◆ EXERCISE TASK
Restate each of the lines given below, word for word.

◆ RECORDS SHOWN
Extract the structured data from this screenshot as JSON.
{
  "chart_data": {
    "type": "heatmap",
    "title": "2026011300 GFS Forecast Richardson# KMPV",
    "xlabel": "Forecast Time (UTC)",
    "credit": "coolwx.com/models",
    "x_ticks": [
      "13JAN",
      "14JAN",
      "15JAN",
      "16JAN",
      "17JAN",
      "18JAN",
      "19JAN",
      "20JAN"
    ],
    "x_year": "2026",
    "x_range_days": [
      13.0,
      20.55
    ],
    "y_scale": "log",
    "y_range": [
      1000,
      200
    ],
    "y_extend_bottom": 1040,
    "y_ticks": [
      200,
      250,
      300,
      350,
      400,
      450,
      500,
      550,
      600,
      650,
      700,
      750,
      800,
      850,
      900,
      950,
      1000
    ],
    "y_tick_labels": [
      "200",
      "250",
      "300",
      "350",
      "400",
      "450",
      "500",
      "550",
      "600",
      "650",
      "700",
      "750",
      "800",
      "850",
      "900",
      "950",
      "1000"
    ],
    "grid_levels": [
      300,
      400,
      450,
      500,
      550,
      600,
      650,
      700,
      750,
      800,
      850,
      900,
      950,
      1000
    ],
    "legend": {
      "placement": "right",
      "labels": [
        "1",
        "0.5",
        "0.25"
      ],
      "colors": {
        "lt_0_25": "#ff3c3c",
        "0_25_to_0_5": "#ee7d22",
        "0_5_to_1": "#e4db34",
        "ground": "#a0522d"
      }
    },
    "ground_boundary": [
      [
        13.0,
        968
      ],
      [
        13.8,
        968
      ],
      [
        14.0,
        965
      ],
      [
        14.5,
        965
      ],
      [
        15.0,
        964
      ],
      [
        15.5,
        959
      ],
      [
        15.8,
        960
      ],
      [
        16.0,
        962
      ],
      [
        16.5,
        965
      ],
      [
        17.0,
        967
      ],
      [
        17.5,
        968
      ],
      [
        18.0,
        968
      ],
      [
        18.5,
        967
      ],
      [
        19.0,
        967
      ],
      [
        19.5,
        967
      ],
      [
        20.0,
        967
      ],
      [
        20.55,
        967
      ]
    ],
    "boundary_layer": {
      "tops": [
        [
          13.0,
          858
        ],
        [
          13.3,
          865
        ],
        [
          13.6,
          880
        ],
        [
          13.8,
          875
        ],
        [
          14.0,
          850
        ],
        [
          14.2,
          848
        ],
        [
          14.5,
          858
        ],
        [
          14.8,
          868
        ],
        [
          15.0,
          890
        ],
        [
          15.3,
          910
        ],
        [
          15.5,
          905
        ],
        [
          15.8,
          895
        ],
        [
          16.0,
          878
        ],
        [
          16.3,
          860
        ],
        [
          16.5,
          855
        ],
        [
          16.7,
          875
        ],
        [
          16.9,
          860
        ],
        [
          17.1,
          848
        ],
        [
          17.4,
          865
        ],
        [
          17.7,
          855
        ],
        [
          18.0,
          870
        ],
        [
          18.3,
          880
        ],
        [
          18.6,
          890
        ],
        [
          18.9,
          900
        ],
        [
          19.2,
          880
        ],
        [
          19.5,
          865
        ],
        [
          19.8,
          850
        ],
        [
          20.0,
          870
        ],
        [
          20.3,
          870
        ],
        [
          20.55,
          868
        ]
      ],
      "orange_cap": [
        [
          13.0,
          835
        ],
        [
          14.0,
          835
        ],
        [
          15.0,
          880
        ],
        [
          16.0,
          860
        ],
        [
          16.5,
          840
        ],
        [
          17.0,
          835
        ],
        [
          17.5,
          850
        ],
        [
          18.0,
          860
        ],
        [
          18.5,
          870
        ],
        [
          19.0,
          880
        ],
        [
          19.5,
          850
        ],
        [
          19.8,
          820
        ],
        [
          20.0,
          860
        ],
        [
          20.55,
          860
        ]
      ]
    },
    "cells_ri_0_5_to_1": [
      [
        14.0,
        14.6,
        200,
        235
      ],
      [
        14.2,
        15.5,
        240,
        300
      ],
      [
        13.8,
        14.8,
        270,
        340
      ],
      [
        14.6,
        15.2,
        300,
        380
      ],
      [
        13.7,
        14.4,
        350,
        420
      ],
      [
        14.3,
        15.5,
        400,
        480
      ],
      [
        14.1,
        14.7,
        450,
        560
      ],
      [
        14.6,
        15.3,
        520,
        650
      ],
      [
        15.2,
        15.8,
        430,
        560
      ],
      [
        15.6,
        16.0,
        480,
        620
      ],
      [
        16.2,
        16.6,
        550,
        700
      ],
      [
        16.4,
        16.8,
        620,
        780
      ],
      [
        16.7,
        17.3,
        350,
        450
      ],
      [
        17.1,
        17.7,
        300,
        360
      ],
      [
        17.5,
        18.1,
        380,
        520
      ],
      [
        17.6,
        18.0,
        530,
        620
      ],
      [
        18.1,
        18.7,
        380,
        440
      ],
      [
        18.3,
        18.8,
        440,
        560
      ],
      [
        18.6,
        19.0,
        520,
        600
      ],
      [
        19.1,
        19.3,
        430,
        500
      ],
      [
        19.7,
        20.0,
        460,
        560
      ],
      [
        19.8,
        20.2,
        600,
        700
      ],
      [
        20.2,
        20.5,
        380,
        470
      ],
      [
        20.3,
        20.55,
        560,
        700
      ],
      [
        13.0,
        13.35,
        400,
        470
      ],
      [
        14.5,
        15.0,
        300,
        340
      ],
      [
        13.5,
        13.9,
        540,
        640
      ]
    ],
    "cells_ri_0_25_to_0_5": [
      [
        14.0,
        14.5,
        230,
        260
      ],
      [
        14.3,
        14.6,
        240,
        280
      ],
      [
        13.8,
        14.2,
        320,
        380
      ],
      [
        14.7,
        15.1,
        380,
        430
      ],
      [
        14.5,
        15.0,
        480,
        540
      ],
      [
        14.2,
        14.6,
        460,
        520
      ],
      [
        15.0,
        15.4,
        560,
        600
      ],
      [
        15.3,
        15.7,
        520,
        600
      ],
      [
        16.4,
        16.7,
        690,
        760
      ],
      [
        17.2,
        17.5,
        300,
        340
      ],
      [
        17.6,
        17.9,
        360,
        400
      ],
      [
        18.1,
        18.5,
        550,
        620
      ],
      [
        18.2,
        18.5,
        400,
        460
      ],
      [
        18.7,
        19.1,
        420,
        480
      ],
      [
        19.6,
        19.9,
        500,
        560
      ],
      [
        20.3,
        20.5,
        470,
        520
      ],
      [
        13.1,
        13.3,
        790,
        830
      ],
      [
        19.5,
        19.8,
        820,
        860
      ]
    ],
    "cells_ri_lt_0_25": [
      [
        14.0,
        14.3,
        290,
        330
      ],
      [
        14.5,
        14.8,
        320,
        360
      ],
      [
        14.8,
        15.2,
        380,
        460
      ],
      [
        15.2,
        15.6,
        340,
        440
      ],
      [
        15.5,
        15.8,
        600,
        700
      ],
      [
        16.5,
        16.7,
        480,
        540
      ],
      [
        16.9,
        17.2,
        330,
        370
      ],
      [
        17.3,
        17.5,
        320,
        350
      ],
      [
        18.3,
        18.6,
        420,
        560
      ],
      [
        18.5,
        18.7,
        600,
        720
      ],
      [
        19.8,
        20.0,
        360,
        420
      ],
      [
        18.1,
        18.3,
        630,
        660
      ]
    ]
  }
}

◆ WORKED ANSWER
Extract the structured data from this screenshot as JSON.
{
  "chart_data": {
    "type": "heatmap",
    "title": "2026011300 GFS Forecast Richardson# KMPV",
    "xlabel": "Forecast Time (UTC)",
    "credit": "coolwx.com/models",
    "x_ticks": [
      "13JAN",
      "14JAN",
      "15JAN",
      "16JAN",
      "17JAN",
      "18JAN",
      "19JAN",
      "20JAN"
    ],
    "x_year": "2026",
    "x_range_days": [
      13.0,
      20.55
    ],
    "y_scale": "log",
    "y_range": [
      1000,
      200
    ],
    "y_extend_bottom": 1040,
    "y_ticks": [
      200,
      250,
      300,
      350,
      400,
      450,
      500,
      550,
      600,
      650,
      700,
      750,
      800,
      850,
      900,
      950,
      1000
    ],
    "y_tick_labels": [
      "200",
      "250",
      "300",
      "350",
      "400",
      "450",
      "500",
      "550",
      "600",
      "650",
      "700",
      "750",
      "800",
      "850",
      "900",
      "950",
      "1000"
    ],
    "grid_levels": [
      300,
      400,
      450,
      500,
      550,
      600,
      650,
      700,
      750,
      800,
      850,
      900,
      950,
      1000
    ],
    "legend": {
      "placement": "right",
      "labels": [
        "1",
        "0.5",
        "0.25"
      ],
      "colors": {
        "lt_0_25": "#ff3c3c",
        "0_25_to_0_5": "#ee7d22",
        "0_5_to_1": "#e4db34",
        "ground": "#a0522d"
      }
    },
    "ground_boundary": [
      [
        13.0,
        968
      ],
      [
        13.8,
        968
      ],
      [
        14.0,
        965
      ],
      [
        14.5,
        965
      ],
      [
        15.0,
        964
      ],
      [
        15.5,
        959
      ],
      [
        15.8,
        960
      ],
      [
        16.0,
        962
      ],
      [
        16.5,
        965
      ],
      [
        17.0,
        967
      ],
      [
        17.5,
        968
      ],
      [
        18.0,
        968
      ],
      [
        18.5,
        967
      ],
      [
        19.0,
        967
      ],
      [
        19.5,
        967
      ],
      [
        20.0,
        967
      ],
      [
        20.55,
        967
      ]
    ],
    "boundary_layer": {
      "tops": [
        [
          13.0,
          858
        ],
        [
          13.3,
          865
        ],
        [
          13.6,
          880
        ],
        [
          13.8,
          875
        ],
        [
          14.0,
          850
        ],
        [
          14.2,
          848
        ],
        [
          14.5,
          858
        ],
        [
          14.8,
          868
        ],
        [
          15.0,
          890
        ],
        [
          15.3,
          910
        ],
        [
          15.5,
          905
        ],
        [
          15.8,
          895
        ],
        [
          16.0,
          878
        ],
        [
          16.3,
          860
        ],
        [
          16.5,
          855
        ],
        [
          16.7,
          875
        ],
        [
          16.9,
          860
        ],
        [
          17.1,
          848
        ],
        [
          17.4,
          865
        ],
        [
          17.7,
          855
        ],
        [
          18.0,
          870
        ],
        [
          18.3,
          880
        ],
        [
          18.6,
          890
        ],
        [
          18.9,
          900
        ],
        [
          19.2,
          880
        ],
        [
          19.5,
          865
        ],
        [
          19.8,
          850
        ],
        [
          20.0,
          870
        ],
        [
          20.3,
          870
        ],
        [
          20.55,
          868
        ]
      ],
      "orange_cap": [
        [
          13.0,
          835
        ],
        [
          14.0,
          835
        ],
        [
          15.0,
          880
        ],
        [
          16.0,
          860
        ],
        [
          16.5,
          840
        ],
        [
          17.0,
          835
        ],
        [
          17.5,
          850
        ],
        [
          18.0,
          860
        ],
        [
          18.5,
          870
        ],
        [
          19.0,
          880
        ],
        [
          19.5,
          850
        ],
        [
          19.8,
          820
        ],
        [
          20.0,
          860
        ],
        [
          20.55,
          860
        ]
      ]
    },
    "cells_ri_0_5_to_1": [
      [
        14.0,
        14.6,
        200,
        235
      ],
      [
        14.2,
        15.5,
        240,
        300
      ],
      [
        13.8,
        14.8,
        270,
        340
      ],
      [
        14.6,
        15.2,
        300,
        380
      ],
      [
        13.7,
        14.4,
        350,
        420
      ],
      [
        14.3,
        15.5,
        400,
        480
      ],
      [
        14.1,
        14.7,
        450,
        560
      ],
      [
        14.6,
        15.3,
        520,
        650
      ],
      [
        15.2,
        15.8,
        430,
        560
      ],
      [
        15.6,
        16.0,
        480,
        620
      ],
      [
        16.2,
        16.6,
        550,
        700
      ],
      [
        16.4,
        16.8,
        620,
        780
      ],
      [
        16.7,
        17.3,
        350,
        450
      ],
      [
        17.1,
        17.7,
        300,
        360
      ],
      [
        17.5,
        18.1,
        380,
        520
      ],
      [
        17.6,
        18.0,
        530,
        620
      ],
      [
        18.1,
        18.7,
        380,
        440
      ],
      [
        18.3,
        18.8,
        440,
        560
      ],
      [
        18.6,
        19.0,
        520,
        600
      ],
      [
        19.1,
        19.3,
        430,
        500
      ],
      [
        19.7,
        20.0,
        460,
        560
      ],
      [
        19.8,
        20.2,
        600,
        700
      ],
      [
        20.2,
        20.5,
        380,
        470
      ],
      [
        20.3,
        20.55,
        560,
        700
      ],
      [
        13.0,
        13.35,
        400,
        470
      ],
      [
        14.5,
        15.0,
        300,
        340
      ],
      [
        13.5,
        13.9,
        540,
        640
      ]
    ],
    "cells_ri_0_25_to_0_5": [
      [
        14.0,
        14.5,
        230,
        260
      ],
      [
        14.3,
        14.6,
        240,
        280
      ],
      [
        13.8,
        14.2,
        320,
        380
      ],
      [
        14.7,
        15.1,
        380,
        430
      ],
      [
        14.5,
        15.0,
        480,
        540
      ],
      [
        14.2,
        14.6,
        460,
        520
      ],
      [
        15.0,
        15.4,
        560,
        600
      ],
      [
        15.3,
        15.7,
        520,
        600
      ],
      [
        16.4,
        16.7,
        690,
        760
      ],
      [
        17.2,
        17.5,
        300,
        340
      ],
      [
        17.6,
        17.9,
        360,
        400
      ],
      [
        18.1,
        18.5,
        550,
        620
      ],
      [
        18.2,
        18.5,
        400,
        460
      ],
      [
        18.7,
        19.1,
        420,
        480
      ],
      [
        19.6,
        19.9,
        500,
        560
      ],
      [
        20.3,
        20.5,
        470,
        520
      ],
      [
        13.1,
        13.3,
        790,
        830
      ],
      [
        19.5,
        19.8,
        820,
        860
      ]
    ],
    "cells_ri_lt_0_25": [
      [
        14.0,
        14.3,
        290,
        330
      ],
      [
        14.5,
        14.8,
        320,
        360
      ],
      [
        14.8,
        15.2,
        380,
        460
      ],
      [
        15.2,
        15.6,
        340,
        440
      ],
      [
        15.5,
        15.8,
        600,
        700
      ],
      [
        16.5,
        16.7,
        480,
        540
      ],
      [
        16.9,
        17.2,
        330,
        370
      ],
      [
        17.3,
        17.5,
        320,
        350
      ],
      [
        18.3,
        18.6,
        420,
        560
      ],
      [
        18.5,
        18.7,
        600,
        720
      ],
      [
        19.8,
        20.0,
        360,
        420
      ],
      [
        18.1,
        18.3,
        630,
        660
      ]
    ]
  }
}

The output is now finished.